:: Atividades propostas ::
• A. De acordo com o texto sobre o Flamengo, por qual estrada foi feita a volta do Pacaembu na madrugada chuvosa do último domingo?
• B. Repita fielmente o trecho do texto sobre o Flamengo que vai de "Ele vai voltar." até "no dia seguinte.", incluindo este último.

Ele vai voltar. Meu corpo todo agradece de amor, de prazer, de êxtase com o anúncio do jogo do Flamengo no Maracanã. A volta do Pacaembu na madrugada chuvosa do último domingo pela Dutra potencializou minha saudade. O Maracanã faz de nós torcedores e torcedoras melhores. É como se apenas ali, naquele templo de histórias infinitas, de paixão sem limite, de força sobrenatural, parece que só ali, somos ainda mais Flamengo. Lembro das histórias que escutei quando as organizadas ainda tinham salas no estádio. Dos torcedores que DORMIAM por lá para preparar a festa no dia seguinte.
Penso naqueles torcedores-magos-mágicos que viram o amanhecer do Maracanã para montar os maiores mosaicos do mundo. Me arrepio de ter visto, vivido, aplaudido e chorado de alegria com aquilo. Lamento por aqueles que não brincaram de tobogã nas arquibancadas antes do jogo começar, por aqueles que não viram o “mar se abrir” por conta de uma incompatibilidade na escalação e preferências dos torcedores. Tempos que a treta era à vera, olho no olho. Tenho vontade de abraçar os que não atravessaram aquele corredor escuro, empurrados por centenas de pessoas, e como numa visão celestial, se depararam com 90…100 mil torcedores em estado de graça. O céu era ali. Coisas que a gente só pode explicar quando ama. Tipo o dia que cismei de ir para estação de trem, para ficar lá de cima vendo a galera chegar. Quase fui massacrada. Mas vi. Senti. SobreVIVI.

:: Linhas ::
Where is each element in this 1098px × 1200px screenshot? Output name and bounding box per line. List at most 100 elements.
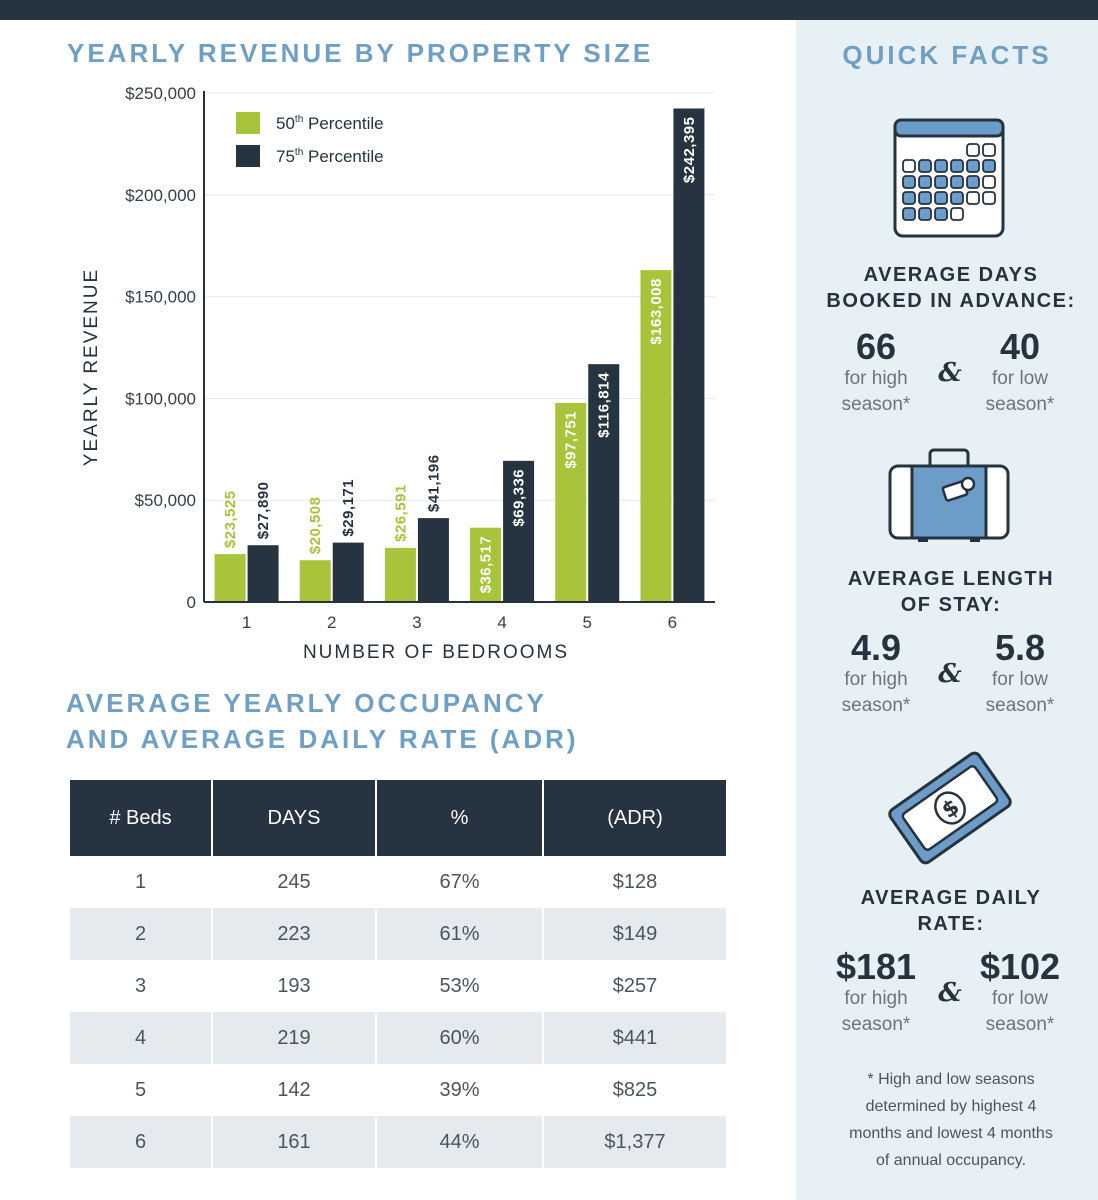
bar-75th-4 (503, 460, 535, 602)
x-tick-label: 5 (583, 613, 592, 632)
calendar-day-cell (918, 207, 932, 221)
fact-rate-heading-line2: RATE: (917, 913, 985, 935)
bar-value-label: $36,517 (478, 536, 495, 594)
fact-stay-high-label-2: season* (841, 695, 911, 716)
cell-beds: 2 (70, 908, 213, 960)
calendar-day-cell (950, 191, 964, 205)
table-row: 2 223 61% $149 (70, 908, 726, 960)
bar-50th-2 (299, 560, 331, 602)
cell-adr: $257 (612, 974, 658, 997)
calendar-day-cell (902, 159, 916, 173)
chart-bars: $23,525 $27,890 $20,508 $29,171 $26,591 $41,1… (214, 108, 705, 603)
cell-beds: 3 (70, 960, 213, 1012)
bar-value-label: $26,591 (392, 484, 409, 542)
cell-percent: 67% (377, 856, 544, 908)
calendar-day-cell (950, 159, 964, 173)
cell-percent: 44% (377, 1116, 544, 1168)
chart-legend: 50th Percentile 75th Percentile (236, 112, 384, 167)
cell-days: 193 (213, 960, 377, 1012)
fact-rate-ampersand: & (938, 978, 962, 1008)
legend-swatch-75th (236, 145, 260, 167)
bar-50th-1 (214, 554, 246, 602)
cell-days: 219 (213, 1012, 377, 1064)
footnote-line3: months and lowest 4 months (849, 1125, 1053, 1142)
fact-days-low-label-1: for low (992, 368, 1048, 389)
cell-beds: 6 (70, 1116, 213, 1168)
x-axis-title: NUMBER OF BEDROOMS (303, 642, 569, 663)
calendar-day-cell (982, 143, 996, 157)
bar-value-label: $116,814 (596, 372, 613, 438)
suitcase-icon (888, 448, 1010, 542)
fact-days-high-value: 66 (855, 326, 897, 367)
table-header-row: # Beds DAYS % (ADR) (70, 780, 726, 856)
table-row: 5 142 39% $825 (70, 1064, 726, 1116)
header-days: DAYS (213, 780, 377, 856)
y-tick-label: 0 (187, 593, 196, 612)
bar-50th-5 (555, 402, 587, 602)
cell-adr: $441 (544, 1012, 726, 1064)
fact-stay-high-label-1: for high (844, 669, 908, 690)
x-tick-label: 3 (412, 613, 421, 632)
header-percent: % (377, 780, 544, 856)
x-tick-label: 1 (242, 613, 251, 632)
y-axis-ticks: 0 $50,000 $100,000 $150,000 $200,000 $250,000 (125, 84, 196, 612)
fact-rate-low-value: $102 (979, 946, 1061, 987)
calendar-day-cell (934, 175, 948, 189)
chart-grid (204, 92, 715, 501)
fact-rate-high-value: $181 (835, 946, 917, 987)
fact-rate-low-label-1: for low (992, 988, 1048, 1009)
fact-rate-high-label-2: season* (841, 1014, 911, 1035)
cell-adr: $128 (612, 870, 658, 893)
calendar-day-cell (982, 159, 996, 173)
occupancy-section-title-line2: AND AVERAGE DAILY RATE (ADR) (66, 724, 579, 754)
calendar-day-cell (934, 207, 948, 221)
calendar-day-cell (918, 175, 932, 189)
cell-percent: 60% (377, 1012, 544, 1064)
fact-stay-low-value: 5.8 (994, 627, 1046, 668)
revenue-bar-chart: 0 $50,000 $100,000 $150,000 $200,000 $250,000… (81, 84, 715, 663)
calendar-day-cell (966, 191, 980, 205)
y-tick-label: $250,000 (125, 84, 196, 103)
calendar-day-cell (950, 175, 964, 189)
fact-days-heading-line1: AVERAGE DAYS (863, 264, 1039, 286)
cell-adr: $149 (544, 908, 726, 960)
cell-days: 142 (213, 1064, 377, 1116)
header-adr: (ADR) (544, 780, 726, 856)
calendar-icon (893, 118, 1005, 238)
fact-stay-heading-line1: AVERAGE LENGTH (847, 568, 1055, 590)
x-tick-label: 6 (668, 613, 677, 632)
cell-adr: $1,377 (544, 1116, 726, 1168)
table-row: 1 245 67% $128 (70, 856, 726, 908)
bar-value-label: $29,171 (340, 479, 357, 537)
table-row: 6 161 44% $1,377 (70, 1116, 726, 1168)
revenue-section-title: YEARLY REVENUE BY PROPERTY SIZE (67, 38, 654, 68)
calendar-day-cell (918, 159, 932, 173)
money-icon: $ (888, 751, 1012, 865)
calendar-day-cell (966, 143, 980, 157)
fact-days-high-label-2: season* (841, 394, 911, 415)
bar-value-label: $20,508 (307, 497, 324, 555)
x-tick-label: 2 (327, 613, 336, 632)
fact-rate-heading-line1: AVERAGE DAILY (860, 887, 1042, 909)
fact-rate-high-label-1: for high (844, 988, 908, 1009)
bar-50th-4 (470, 527, 502, 602)
fact-days-heading-line2: BOOKED IN ADVANCE: (826, 290, 1076, 312)
footnote-line1: * High and low seasons (867, 1071, 1035, 1088)
bar-value-label: $97,751 (563, 411, 580, 469)
calendar-day-cell (982, 175, 996, 189)
bar-75th-3 (417, 518, 449, 602)
fact-rate-low-label-2: season* (985, 1014, 1055, 1035)
calendar-day-cell (902, 207, 916, 221)
table-row: 4 219 60% $441 (70, 1012, 726, 1064)
cell-beds: 1 (70, 856, 213, 908)
fact-days-low-value: 40 (999, 326, 1041, 367)
y-tick-label: $50,000 (135, 491, 196, 510)
footnote-line4: of annual occupancy. (875, 1152, 1027, 1169)
fact-stay-ampersand: & (938, 659, 962, 689)
table-row: 3 193 53% $257 (70, 960, 726, 1012)
header-beds: # Beds (70, 780, 213, 856)
fact-stay-heading-line2: OF STAY: (900, 594, 1002, 616)
bar-75th-1 (247, 545, 279, 602)
bar-value-label: $27,890 (255, 481, 272, 539)
x-axis-ticks: 1 2 3 4 5 6 (242, 613, 677, 632)
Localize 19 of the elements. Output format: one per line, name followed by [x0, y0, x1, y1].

:: Gabarito ::
• A. Pela Dutra.

• B.
Ele vai voltar. Meu corpo todo agradece de amor, de prazer, de êxtase com o anúncio do jogo do Flamengo no Maracanã. A volta do Pacaembu na madrugada chuvosa do último domingo pela Dutra potencializou minha saudade. O Maracanã faz de nós torcedores e torcedoras melhores. É como se apenas ali, naquele templo de histórias infinitas, de paixão sem limite, de força sobrenatural, parece que só ali, somos ainda mais Flamengo. Lembro das histórias que escutei quando as organizadas ainda tinham salas no estádio. Dos torcedores que DORMIAM por lá para preparar a festa no dia seguinte.